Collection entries

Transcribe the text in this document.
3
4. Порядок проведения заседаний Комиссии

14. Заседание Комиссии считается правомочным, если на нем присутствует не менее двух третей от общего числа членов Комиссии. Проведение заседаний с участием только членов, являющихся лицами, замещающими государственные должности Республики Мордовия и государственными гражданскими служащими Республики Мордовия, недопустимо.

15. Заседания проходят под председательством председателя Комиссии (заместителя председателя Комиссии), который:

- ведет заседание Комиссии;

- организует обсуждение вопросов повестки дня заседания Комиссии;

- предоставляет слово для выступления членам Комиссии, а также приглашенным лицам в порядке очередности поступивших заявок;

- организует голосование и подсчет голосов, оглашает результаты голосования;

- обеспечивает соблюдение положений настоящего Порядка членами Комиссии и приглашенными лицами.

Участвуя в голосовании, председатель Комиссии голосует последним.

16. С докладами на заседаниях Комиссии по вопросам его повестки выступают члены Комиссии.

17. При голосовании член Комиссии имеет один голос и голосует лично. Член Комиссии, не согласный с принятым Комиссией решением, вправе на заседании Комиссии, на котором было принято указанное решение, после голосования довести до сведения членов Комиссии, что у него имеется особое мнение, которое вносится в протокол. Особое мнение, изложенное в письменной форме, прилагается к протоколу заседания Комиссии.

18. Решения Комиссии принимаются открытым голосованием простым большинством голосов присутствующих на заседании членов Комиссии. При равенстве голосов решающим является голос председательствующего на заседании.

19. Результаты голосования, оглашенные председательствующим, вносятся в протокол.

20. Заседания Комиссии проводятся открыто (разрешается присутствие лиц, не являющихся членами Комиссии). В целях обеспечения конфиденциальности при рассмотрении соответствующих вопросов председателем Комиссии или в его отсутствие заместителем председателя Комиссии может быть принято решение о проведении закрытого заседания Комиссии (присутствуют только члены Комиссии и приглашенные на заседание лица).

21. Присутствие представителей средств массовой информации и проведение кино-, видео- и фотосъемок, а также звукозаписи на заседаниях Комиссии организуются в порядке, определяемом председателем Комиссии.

Request
Every entry in the listing must be retyped exactly.

Exercise response
Transcribe the text in this document.
3
4. Порядок проведения заседаний Комиссии

14. Заседание Комиссии считается правомочным, если на нем присутствует не менее двух третей от общего числа членов Комиссии. Проведение заседаний с участием только членов, являющихся лицами, замещающими государственные должности Республики Мордовия и государственными гражданскими служащими Республики Мордовия, недопустимо.

15. Заседания проходят под председательством председателя Комиссии (заместителя председателя Комиссии), который:

- ведет заседание Комиссии;

- организует обсуждение вопросов повестки дня заседания Комиссии;

- предоставляет слово для выступления членам Комиссии, а также приглашенным лицам в порядке очередности поступивших заявок;

- организует голосование и подсчет голосов, оглашает результаты голосования;

- обеспечивает соблюдение положений настоящего Порядка членами Комиссии и приглашенными лицами.

Участвуя в голосовании, председатель Комиссии голосует последним.

16. С докладами на заседаниях Комиссии по вопросам его повестки выступают члены Комиссии.

17. При голосовании член Комиссии имеет один голос и голосует лично. Член Комиссии, не согласный с принятым Комиссией решением, вправе на заседании Комиссии, на котором было принято указанное решение, после голосования довести до сведения членов Комиссии, что у него имеется особое мнение, которое вносится в протокол. Особое мнение, изложенное в письменной форме, прилагается к протоколу заседания Комиссии.

18. Решения Комиссии принимаются открытым голосованием простым большинством голосов присутствующих на заседании членов Комиссии. При равенстве голосов решающим является голос председательствующего на заседании.

19. Результаты голосования, оглашенные председательствующим, вносятся в протокол.

20. Заседания Комиссии проводятся открыто (разрешается присутствие лиц, не являющихся членами Комиссии). В целях обеспечения конфиденциальности при рассмотрении соответствующих вопросов председателем Комиссии или в его отсутствие заместителем председателя Комиссии может быть принято решение о проведении закрытого заседания Комиссии (присутствуют только члены Комиссии и приглашенные на заседание лица).

21. Присутствие представителей средств массовой информации и проведение кино-, видео- и фотосъемок, а также звукозаписи на заседаниях Комиссии организуются в порядке, определяемом председателем Комиссии.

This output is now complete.